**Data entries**
— Begin —

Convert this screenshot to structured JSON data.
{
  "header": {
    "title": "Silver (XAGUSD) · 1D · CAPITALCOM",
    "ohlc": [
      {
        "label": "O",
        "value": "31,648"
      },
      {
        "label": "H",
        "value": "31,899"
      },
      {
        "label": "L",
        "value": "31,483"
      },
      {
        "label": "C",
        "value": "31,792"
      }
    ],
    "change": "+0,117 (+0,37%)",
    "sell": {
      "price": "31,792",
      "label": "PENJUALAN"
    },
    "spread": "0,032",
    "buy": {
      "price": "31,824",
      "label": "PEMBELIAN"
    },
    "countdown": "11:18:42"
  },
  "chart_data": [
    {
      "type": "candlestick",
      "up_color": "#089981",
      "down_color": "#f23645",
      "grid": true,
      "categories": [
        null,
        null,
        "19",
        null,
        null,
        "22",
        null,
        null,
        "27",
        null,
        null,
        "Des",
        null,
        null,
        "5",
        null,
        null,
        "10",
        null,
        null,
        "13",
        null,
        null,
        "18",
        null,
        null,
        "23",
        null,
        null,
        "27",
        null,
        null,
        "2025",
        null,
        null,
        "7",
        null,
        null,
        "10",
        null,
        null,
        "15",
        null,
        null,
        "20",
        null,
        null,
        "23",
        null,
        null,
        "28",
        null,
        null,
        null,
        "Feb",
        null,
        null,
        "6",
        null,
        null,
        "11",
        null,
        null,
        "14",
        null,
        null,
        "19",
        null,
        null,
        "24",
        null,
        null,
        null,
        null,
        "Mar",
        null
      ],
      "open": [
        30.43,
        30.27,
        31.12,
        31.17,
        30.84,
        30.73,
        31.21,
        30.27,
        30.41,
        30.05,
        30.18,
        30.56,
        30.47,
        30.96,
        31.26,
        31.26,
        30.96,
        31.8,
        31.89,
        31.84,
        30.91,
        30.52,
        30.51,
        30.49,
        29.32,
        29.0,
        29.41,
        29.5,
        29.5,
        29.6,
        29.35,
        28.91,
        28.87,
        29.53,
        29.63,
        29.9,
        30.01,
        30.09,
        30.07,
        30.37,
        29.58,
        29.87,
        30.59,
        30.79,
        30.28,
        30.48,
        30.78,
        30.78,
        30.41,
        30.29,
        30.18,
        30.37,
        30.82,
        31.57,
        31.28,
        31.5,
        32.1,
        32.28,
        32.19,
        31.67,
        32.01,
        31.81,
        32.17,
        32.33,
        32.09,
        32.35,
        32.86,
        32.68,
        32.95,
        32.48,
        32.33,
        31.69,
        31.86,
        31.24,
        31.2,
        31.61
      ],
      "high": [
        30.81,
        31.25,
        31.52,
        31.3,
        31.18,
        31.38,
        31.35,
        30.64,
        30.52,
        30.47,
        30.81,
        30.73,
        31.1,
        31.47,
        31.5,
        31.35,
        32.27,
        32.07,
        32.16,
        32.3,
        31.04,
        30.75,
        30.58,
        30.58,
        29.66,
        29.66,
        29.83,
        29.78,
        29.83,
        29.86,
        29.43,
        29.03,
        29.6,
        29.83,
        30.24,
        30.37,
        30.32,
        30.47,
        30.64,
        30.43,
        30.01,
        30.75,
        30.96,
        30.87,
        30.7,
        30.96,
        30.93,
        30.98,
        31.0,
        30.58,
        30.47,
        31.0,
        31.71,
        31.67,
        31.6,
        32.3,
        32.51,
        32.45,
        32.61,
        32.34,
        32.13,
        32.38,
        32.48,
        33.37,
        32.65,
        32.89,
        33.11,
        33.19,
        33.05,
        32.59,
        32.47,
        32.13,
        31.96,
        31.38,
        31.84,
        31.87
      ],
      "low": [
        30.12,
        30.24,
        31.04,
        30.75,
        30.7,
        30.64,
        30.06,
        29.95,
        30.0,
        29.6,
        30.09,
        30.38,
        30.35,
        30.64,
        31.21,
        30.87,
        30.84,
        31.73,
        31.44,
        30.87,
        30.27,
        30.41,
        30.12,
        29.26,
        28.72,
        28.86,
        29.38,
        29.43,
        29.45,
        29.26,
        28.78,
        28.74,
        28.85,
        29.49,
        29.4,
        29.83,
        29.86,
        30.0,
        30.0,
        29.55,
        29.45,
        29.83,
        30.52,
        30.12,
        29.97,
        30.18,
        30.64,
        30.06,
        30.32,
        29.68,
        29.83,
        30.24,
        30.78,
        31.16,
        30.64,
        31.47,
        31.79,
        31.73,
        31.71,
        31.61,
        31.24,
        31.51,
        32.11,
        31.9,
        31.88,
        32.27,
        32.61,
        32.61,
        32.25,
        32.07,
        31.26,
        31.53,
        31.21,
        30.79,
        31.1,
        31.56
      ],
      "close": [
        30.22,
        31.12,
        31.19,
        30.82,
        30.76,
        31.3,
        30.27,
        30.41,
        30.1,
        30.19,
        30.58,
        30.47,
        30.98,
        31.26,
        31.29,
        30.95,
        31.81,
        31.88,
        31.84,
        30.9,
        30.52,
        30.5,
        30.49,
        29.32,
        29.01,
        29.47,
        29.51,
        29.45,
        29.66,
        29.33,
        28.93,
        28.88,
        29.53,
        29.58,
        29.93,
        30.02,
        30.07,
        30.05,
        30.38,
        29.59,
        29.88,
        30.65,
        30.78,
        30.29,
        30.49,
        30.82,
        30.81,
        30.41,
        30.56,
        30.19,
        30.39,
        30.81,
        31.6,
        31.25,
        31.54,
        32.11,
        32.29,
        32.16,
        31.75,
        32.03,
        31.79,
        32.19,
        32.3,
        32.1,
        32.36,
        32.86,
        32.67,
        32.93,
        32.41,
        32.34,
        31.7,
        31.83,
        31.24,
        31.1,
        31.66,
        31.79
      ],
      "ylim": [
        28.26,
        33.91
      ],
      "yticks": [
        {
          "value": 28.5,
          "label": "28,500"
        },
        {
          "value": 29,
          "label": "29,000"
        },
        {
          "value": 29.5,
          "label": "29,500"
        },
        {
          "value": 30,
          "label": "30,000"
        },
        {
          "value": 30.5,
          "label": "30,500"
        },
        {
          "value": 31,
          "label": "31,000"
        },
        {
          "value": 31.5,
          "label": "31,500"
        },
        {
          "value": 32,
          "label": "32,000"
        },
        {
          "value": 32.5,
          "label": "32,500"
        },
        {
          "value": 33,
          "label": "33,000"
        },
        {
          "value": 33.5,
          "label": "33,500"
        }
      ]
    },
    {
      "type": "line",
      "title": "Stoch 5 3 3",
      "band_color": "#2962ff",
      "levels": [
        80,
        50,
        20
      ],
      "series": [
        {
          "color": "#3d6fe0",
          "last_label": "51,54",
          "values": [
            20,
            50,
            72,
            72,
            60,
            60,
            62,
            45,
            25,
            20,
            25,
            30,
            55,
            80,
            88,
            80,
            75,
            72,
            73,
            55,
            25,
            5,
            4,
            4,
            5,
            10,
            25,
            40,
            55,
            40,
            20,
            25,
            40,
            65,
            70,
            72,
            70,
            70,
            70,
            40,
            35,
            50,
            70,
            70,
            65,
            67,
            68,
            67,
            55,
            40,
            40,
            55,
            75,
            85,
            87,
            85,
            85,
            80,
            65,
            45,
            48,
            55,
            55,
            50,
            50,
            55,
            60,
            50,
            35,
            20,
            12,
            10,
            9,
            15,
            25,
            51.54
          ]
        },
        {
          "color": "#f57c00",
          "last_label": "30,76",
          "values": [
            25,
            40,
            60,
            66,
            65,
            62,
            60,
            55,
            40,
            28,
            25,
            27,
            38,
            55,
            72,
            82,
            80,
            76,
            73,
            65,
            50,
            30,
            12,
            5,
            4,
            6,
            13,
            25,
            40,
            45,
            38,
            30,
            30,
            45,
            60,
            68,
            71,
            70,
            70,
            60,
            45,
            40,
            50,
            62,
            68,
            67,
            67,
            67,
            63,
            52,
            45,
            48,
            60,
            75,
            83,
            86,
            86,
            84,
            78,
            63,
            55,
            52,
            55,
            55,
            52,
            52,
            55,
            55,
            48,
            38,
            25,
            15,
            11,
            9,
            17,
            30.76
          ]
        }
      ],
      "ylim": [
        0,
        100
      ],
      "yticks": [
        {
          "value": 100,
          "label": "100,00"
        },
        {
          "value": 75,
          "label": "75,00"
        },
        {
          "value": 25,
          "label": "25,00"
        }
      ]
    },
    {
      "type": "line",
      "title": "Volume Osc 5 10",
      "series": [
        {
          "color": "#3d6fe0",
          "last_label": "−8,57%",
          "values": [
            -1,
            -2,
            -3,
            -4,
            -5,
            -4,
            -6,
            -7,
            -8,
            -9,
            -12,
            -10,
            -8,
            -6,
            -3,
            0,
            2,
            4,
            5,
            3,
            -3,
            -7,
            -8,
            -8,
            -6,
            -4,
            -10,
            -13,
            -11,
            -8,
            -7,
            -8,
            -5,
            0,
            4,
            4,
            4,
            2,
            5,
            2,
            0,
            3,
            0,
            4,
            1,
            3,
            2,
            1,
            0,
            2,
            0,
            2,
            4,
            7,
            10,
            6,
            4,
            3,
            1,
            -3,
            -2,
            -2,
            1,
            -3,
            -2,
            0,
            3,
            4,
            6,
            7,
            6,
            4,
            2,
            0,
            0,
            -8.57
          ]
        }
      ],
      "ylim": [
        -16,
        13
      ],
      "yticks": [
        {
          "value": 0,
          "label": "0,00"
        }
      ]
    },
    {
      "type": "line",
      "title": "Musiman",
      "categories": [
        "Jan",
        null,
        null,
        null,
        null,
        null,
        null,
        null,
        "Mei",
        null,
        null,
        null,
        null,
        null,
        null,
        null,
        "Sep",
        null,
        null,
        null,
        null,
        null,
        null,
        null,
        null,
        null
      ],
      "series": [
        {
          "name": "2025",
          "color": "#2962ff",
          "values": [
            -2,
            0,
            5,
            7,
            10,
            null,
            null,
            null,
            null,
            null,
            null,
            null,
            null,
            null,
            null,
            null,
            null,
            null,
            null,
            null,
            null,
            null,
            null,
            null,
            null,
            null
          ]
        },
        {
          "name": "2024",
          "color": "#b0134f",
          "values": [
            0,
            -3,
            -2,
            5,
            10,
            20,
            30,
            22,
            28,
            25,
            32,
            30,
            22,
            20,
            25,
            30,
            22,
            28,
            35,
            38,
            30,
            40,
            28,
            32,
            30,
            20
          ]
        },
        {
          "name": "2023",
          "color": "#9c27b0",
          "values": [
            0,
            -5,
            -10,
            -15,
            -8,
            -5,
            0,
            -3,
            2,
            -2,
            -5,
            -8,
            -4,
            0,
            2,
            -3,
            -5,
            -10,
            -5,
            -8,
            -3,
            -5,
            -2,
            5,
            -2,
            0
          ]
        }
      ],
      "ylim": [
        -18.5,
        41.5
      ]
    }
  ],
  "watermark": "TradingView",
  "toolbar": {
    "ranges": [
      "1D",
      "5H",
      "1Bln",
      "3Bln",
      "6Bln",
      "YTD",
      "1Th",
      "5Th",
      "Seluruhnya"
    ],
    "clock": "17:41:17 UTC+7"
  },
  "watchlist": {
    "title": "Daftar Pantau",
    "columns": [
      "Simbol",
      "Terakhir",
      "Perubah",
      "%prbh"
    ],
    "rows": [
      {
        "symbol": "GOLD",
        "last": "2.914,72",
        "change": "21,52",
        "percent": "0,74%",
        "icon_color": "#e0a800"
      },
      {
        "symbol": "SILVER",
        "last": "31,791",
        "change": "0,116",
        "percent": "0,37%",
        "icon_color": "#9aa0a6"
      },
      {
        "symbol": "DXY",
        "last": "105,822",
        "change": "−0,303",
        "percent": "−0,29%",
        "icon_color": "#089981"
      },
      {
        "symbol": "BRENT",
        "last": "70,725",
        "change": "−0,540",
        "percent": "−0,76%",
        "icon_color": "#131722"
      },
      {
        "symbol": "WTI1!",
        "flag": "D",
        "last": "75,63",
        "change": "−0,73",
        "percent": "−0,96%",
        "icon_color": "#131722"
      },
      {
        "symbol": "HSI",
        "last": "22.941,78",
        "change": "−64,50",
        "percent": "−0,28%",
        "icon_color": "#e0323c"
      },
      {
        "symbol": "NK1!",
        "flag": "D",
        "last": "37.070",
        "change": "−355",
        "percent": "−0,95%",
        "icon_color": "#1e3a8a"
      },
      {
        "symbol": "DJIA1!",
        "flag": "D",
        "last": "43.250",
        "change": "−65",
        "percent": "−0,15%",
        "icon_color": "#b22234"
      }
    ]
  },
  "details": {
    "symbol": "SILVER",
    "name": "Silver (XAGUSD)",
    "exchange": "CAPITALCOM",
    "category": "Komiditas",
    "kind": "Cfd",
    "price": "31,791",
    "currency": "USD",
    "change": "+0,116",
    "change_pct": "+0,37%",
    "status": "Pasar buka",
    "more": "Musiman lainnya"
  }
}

— End —

**Exercise directions**
Using the records above, copy each line that contains "XAGUSD".

**Written solution**
    "title": "Silver (XAGUSD) · 1D · CAPITALCOM",
    "name": "Silver (XAGUSD)",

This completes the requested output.